Given task: Filter the entries below, keeping only lines with the word "group".

(Items listed in a dataset)
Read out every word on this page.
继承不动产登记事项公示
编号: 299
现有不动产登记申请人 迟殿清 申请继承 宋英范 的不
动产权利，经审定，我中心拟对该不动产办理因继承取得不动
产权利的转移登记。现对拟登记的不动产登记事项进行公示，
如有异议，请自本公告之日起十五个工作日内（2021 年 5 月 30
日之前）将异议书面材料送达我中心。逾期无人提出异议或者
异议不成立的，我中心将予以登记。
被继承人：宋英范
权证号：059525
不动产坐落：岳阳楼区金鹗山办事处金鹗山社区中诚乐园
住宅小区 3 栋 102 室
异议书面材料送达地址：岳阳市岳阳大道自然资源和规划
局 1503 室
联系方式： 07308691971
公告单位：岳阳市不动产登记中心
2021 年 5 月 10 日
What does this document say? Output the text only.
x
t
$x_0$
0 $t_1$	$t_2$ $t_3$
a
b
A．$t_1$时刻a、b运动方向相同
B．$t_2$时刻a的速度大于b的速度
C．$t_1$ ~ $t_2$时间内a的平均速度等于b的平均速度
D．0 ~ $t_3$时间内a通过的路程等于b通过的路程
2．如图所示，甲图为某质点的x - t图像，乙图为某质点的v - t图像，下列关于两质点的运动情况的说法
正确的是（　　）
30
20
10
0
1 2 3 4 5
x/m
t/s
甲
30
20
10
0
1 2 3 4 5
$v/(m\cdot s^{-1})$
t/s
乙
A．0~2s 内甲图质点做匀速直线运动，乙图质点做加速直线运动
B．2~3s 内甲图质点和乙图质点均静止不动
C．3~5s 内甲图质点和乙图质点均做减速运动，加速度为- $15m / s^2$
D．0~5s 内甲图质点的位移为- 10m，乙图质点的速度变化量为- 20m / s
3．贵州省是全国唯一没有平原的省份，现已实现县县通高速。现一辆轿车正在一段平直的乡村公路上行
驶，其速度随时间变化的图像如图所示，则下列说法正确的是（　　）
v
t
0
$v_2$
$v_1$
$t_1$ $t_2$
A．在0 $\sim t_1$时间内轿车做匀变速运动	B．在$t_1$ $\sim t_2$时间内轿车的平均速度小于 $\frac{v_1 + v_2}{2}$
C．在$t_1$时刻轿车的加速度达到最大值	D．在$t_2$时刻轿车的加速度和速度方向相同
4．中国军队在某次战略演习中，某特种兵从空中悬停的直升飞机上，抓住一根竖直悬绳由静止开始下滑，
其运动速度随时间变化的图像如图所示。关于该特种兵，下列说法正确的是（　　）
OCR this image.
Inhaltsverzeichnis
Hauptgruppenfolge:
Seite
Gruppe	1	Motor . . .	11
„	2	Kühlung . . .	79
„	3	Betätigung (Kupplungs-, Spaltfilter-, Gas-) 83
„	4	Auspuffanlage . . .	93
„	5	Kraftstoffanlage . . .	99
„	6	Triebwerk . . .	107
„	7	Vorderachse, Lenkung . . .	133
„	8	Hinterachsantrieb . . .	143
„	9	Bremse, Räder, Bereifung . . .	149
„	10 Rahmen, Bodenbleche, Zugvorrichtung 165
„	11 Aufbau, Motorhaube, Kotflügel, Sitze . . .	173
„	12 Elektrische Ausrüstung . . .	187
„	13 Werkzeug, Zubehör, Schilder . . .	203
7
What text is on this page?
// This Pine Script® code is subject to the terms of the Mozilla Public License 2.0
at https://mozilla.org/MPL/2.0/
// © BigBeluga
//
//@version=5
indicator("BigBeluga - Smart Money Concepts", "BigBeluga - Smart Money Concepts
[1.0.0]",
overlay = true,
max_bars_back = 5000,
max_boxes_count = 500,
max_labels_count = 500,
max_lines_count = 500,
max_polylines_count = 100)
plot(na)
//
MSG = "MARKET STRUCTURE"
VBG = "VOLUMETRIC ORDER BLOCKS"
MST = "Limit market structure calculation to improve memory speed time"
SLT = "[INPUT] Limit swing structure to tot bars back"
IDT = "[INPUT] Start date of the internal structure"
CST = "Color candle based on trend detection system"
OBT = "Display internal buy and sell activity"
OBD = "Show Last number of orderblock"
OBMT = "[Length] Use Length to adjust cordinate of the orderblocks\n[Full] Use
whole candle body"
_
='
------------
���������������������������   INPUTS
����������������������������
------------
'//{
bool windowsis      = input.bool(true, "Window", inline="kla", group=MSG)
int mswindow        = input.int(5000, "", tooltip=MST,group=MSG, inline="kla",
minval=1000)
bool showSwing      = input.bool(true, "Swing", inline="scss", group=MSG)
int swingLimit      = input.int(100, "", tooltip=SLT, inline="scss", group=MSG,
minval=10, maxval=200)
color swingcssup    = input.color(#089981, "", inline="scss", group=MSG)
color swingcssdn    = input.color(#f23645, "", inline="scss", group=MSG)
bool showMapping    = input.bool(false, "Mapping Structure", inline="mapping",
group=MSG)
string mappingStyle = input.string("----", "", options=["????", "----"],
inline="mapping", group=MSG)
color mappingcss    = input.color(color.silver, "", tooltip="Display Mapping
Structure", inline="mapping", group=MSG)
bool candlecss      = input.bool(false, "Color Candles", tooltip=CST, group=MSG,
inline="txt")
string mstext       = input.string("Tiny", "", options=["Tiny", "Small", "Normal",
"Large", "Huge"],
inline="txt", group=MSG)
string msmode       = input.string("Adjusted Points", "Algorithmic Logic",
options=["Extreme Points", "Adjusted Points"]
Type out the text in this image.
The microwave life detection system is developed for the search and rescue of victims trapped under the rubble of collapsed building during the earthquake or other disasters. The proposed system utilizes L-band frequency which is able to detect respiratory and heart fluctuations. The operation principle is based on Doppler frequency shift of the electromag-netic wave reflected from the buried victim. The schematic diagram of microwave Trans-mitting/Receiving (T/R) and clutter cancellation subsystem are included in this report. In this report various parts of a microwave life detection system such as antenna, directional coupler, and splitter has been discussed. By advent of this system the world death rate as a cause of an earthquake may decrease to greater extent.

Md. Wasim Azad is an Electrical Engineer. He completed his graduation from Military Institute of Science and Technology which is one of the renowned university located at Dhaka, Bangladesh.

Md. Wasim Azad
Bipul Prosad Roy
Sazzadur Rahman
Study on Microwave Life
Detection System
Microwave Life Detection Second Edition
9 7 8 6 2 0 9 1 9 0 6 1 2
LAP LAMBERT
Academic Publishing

Answer to this exercise:
bool windowsis      = input.bool(true, "Window", inline="kla", group=MSG)
int mswindow        = input.int(5000, "", tooltip=MST,group=MSG, inline="kla",
bool showSwing      = input.bool(true, "Swing", inline="scss", group=MSG)
int swingLimit      = input.int(100, "", tooltip=SLT, inline="scss", group=MSG,
color swingcssup    = input.color(#089981, "", inline="scss", group=MSG)
color swingcssdn    = input.color(#f23645, "", inline="scss", group=MSG)
group=MSG)
inline="mapping", group=MSG)
Structure", inline="mapping", group=MSG)
bool candlecss      = input.bool(false, "Color Candles", tooltip=CST, group=MSG,
inline="txt", group=MSG)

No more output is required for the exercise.